ROWS →
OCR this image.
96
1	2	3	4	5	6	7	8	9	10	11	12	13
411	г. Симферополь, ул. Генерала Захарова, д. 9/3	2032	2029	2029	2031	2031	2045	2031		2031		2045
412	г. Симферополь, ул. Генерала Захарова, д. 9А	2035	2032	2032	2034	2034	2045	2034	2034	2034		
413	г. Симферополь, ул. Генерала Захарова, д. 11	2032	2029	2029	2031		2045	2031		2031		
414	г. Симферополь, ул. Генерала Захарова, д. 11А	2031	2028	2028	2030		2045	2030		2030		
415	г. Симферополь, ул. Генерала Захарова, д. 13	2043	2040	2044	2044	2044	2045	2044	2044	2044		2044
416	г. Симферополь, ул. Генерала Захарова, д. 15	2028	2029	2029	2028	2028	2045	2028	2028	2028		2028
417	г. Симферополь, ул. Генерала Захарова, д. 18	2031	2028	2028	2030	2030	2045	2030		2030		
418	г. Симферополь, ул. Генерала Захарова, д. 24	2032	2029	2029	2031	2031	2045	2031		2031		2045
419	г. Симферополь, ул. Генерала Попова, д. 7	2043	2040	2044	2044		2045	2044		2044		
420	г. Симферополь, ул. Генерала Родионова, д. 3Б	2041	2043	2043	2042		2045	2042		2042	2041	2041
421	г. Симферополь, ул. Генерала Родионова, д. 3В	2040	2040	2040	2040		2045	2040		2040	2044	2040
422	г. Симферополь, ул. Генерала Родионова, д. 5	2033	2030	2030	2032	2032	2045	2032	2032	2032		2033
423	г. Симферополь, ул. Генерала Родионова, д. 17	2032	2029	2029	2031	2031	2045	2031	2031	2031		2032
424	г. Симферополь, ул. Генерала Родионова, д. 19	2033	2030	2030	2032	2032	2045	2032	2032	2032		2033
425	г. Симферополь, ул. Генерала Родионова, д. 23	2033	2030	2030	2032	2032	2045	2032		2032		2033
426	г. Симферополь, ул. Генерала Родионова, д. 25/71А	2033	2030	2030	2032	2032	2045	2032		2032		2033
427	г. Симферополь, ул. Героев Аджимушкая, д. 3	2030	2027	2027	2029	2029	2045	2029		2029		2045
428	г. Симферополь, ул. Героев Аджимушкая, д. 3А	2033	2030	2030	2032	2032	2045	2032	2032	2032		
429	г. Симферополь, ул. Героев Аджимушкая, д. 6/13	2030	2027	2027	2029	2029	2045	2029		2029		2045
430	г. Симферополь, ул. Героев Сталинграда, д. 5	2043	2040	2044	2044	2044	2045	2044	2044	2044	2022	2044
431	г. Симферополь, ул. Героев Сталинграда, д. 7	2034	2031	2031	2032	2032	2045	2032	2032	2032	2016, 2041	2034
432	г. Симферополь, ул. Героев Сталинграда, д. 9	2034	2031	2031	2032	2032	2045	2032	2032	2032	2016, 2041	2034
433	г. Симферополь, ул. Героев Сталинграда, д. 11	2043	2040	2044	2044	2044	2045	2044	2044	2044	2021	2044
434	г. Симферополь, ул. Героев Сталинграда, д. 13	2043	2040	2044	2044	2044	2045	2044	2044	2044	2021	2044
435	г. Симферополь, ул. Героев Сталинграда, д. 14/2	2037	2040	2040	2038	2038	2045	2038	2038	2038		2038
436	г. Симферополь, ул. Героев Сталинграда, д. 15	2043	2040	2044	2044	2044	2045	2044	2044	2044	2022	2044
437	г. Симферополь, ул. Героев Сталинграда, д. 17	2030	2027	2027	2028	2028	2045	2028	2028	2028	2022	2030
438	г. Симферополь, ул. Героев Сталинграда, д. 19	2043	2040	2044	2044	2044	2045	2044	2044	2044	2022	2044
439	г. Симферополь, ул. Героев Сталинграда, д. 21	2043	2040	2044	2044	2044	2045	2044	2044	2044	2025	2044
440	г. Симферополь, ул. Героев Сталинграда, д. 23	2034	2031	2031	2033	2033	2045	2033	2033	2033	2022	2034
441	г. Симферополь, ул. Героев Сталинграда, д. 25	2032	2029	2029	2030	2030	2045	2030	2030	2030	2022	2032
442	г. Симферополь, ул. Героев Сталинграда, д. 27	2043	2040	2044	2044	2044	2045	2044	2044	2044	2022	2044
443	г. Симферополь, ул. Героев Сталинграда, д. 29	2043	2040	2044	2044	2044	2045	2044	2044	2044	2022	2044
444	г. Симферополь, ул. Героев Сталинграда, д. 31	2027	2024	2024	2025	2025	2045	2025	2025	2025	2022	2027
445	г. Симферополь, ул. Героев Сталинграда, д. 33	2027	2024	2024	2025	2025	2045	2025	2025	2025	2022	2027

DESCRIPTION OF THE TASK → Every record above should be copied exactly.

CORRECT RESPONSE →
OCR this image.
96
1	2	3	4	5	6	7	8	9	10	11	12	13
411	г. Симферополь, ул. Генерала Захарова, д. 9/3	2032	2029	2029	2031	2031	2045	2031		2031		2045
412	г. Симферополь, ул. Генерала Захарова, д. 9А	2035	2032	2032	2034	2034	2045	2034	2034	2034		
413	г. Симферополь, ул. Генерала Захарова, д. 11	2032	2029	2029	2031		2045	2031		2031		
414	г. Симферополь, ул. Генерала Захарова, д. 11А	2031	2028	2028	2030		2045	2030		2030		
415	г. Симферополь, ул. Генерала Захарова, д. 13	2043	2040	2044	2044	2044	2045	2044	2044	2044		2044
416	г. Симферополь, ул. Генерала Захарова, д. 15	2028	2029	2029	2028	2028	2045	2028	2028	2028		2028
417	г. Симферополь, ул. Генерала Захарова, д. 18	2031	2028	2028	2030	2030	2045	2030		2030		
418	г. Симферополь, ул. Генерала Захарова, д. 24	2032	2029	2029	2031	2031	2045	2031		2031		2045
419	г. Симферополь, ул. Генерала Попова, д. 7	2043	2040	2044	2044		2045	2044		2044		
420	г. Симферополь, ул. Генерала Родионова, д. 3Б	2041	2043	2043	2042		2045	2042		2042	2041	2041
421	г. Симферополь, ул. Генерала Родионова, д. 3В	2040	2040	2040	2040		2045	2040		2040	2044	2040
422	г. Симферополь, ул. Генерала Родионова, д. 5	2033	2030	2030	2032	2032	2045	2032	2032	2032		2033
423	г. Симферополь, ул. Генерала Родионова, д. 17	2032	2029	2029	2031	2031	2045	2031	2031	2031		2032
424	г. Симферополь, ул. Генерала Родионова, д. 19	2033	2030	2030	2032	2032	2045	2032	2032	2032		2033
425	г. Симферополь, ул. Генерала Родионова, д. 23	2033	2030	2030	2032	2032	2045	2032		2032		2033
426	г. Симферополь, ул. Генерала Родионова, д. 25/71А	2033	2030	2030	2032	2032	2045	2032		2032		2033
427	г. Симферополь, ул. Героев Аджимушкая, д. 3	2030	2027	2027	2029	2029	2045	2029		2029		2045
428	г. Симферополь, ул. Героев Аджимушкая, д. 3А	2033	2030	2030	2032	2032	2045	2032	2032	2032		
429	г. Симферополь, ул. Героев Аджимушкая, д. 6/13	2030	2027	2027	2029	2029	2045	2029		2029		2045
430	г. Симферополь, ул. Героев Сталинграда, д. 5	2043	2040	2044	2044	2044	2045	2044	2044	2044	2022	2044
431	г. Симферополь, ул. Героев Сталинграда, д. 7	2034	2031	2031	2032	2032	2045	2032	2032	2032	2016, 2041	2034
432	г. Симферополь, ул. Героев Сталинграда, д. 9	2034	2031	2031	2032	2032	2045	2032	2032	2032	2016, 2041	2034
433	г. Симферополь, ул. Героев Сталинграда, д. 11	2043	2040	2044	2044	2044	2045	2044	2044	2044	2021	2044
434	г. Симферополь, ул. Героев Сталинграда, д. 13	2043	2040	2044	2044	2044	2045	2044	2044	2044	2021	2044
435	г. Симферополь, ул. Героев Сталинграда, д. 14/2	2037	2040	2040	2038	2038	2045	2038	2038	2038		2038
436	г. Симферополь, ул. Героев Сталинграда, д. 15	2043	2040	2044	2044	2044	2045	2044	2044	2044	2022	2044
437	г. Симферополь, ул. Героев Сталинграда, д. 17	2030	2027	2027	2028	2028	2045	2028	2028	2028	2022	2030
438	г. Симферополь, ул. Героев Сталинграда, д. 19	2043	2040	2044	2044	2044	2045	2044	2044	2044	2022	2044
439	г. Симферополь, ул. Героев Сталинграда, д. 21	2043	2040	2044	2044	2044	2045	2044	2044	2044	2025	2044
440	г. Симферополь, ул. Героев Сталинграда, д. 23	2034	2031	2031	2033	2033	2045	2033	2033	2033	2022	2034
441	г. Симферополь, ул. Героев Сталинграда, д. 25	2032	2029	2029	2030	2030	2045	2030	2030	2030	2022	2032
442	г. Симферополь, ул. Героев Сталинграда, д. 27	2043	2040	2044	2044	2044	2045	2044	2044	2044	2022	2044
443	г. Симферополь, ул. Героев Сталинграда, д. 29	2043	2040	2044	2044	2044	2045	2044	2044	2044	2022	2044
444	г. Симферополь, ул. Героев Сталинграда, д. 31	2027	2024	2024	2025	2025	2045	2025	2025	2025	2022	2027
445	г. Симферополь, ул. Героев Сталинграда, д. 33	2027	2024	2024	2025	2025	2045	2025	2025	2025	2022	2027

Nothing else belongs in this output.